[START Given passage]
Raj Abrol

22 January 2022

Author(s):

Raj Abrol, Co-founder and CEO, Galytix & Dr. Jeffrey Bohn , Chief Research Officer, Swiss Re Institute & Jeff Tilson, Chief Commercial Officer, Galytix

Transforming data into actionable insight is key to its value. Leaders from companies in a variety of industries that are materially investing in technology architectures want return on their investment, and they want it now. Unfortunately, many of these leaders are missing a crucial first step that precedes generating useful analyses.

A range of challenges are putting the brakes on leaders’ efforts to extract value from their data and system investments. Crucially, data used in analysis first have to be clean, and data ingestion and curation efforts are time consuming – the process (still quite labor intensive) requires 70%-90% of a typical data professional's time. Most companies hire data professionals for their specialised and expensive analytical skills, not for their ability to clean data. Second, technology architectures lack end-to-end data pipelines, data ontologies and taxonomies. Instead of performing data ingestion and curation effects in a centralised manner, the simultaneous processing of data in multiple departments within a firm results in fragmentation, limiting the ability to spread and use data insights across the organisation. It's just not efficient.

The current state of data engineering has become a key drag on making Machine Intelligence (MI) profitable in the insurance industry.

Data Engineering - key to extracting value from data investments

We define data engineering as the process of refining data into fuel – clean, easily accessible, allowing its insights to be available to use and benefit from anywhere in an organisation. At-scale success requires an automated end-to-end data pipeline performing ingestion, curation, transformation, visualisation, and finally widescale distribution of data. Think of this pipeline as a production line, similar to what one may find in a factory.
[END Given passage]
[START Entries shown]
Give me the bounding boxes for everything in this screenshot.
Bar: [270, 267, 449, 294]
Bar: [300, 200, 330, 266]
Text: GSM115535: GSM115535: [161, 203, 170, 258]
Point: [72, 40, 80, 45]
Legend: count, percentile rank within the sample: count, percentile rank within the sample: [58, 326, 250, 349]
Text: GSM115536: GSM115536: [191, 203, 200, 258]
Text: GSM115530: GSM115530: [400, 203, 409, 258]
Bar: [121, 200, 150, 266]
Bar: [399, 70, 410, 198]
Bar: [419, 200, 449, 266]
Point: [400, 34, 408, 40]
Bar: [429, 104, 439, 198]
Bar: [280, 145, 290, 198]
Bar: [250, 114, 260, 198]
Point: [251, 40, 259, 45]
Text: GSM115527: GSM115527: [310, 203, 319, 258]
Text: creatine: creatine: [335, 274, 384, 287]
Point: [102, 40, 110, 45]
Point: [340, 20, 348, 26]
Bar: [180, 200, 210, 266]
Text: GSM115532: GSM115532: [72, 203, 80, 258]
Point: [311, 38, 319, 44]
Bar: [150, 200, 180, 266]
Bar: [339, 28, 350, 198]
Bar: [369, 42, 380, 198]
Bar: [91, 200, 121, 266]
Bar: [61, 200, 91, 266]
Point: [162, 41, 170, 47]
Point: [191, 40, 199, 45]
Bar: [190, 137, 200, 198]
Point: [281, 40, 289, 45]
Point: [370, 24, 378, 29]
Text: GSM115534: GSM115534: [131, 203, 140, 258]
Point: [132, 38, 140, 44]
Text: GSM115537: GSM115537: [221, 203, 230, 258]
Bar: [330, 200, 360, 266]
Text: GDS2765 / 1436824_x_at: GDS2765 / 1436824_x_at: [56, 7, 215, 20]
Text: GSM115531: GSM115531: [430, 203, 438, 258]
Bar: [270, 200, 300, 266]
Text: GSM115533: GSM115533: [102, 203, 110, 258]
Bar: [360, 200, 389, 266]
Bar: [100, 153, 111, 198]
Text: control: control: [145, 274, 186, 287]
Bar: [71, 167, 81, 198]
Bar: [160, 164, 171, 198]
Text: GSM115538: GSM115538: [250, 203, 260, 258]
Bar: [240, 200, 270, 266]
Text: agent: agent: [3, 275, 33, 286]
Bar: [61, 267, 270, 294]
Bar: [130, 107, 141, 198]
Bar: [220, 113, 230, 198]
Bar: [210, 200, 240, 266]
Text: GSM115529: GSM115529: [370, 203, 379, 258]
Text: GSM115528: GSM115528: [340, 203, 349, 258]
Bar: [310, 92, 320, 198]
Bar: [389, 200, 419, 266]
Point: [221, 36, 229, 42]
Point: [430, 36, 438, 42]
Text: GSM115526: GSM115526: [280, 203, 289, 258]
[END Entries shown]
**What is required**
Please write out the data engineering passage word for word, starting with "We define data" and going on through "in a factory.".

**Correct response**
We define data engineering as the process of refining data into fuel – clean, easily accessible, allowing its insights to be available to use and benefit from anywhere in an organisation. At-scale success requires an automated end-to-end data pipeline performing ingestion, curation, transformation, visualisation, and finally widescale distribution of data. Think of this pipeline as a production line, similar to what one may find in a factory.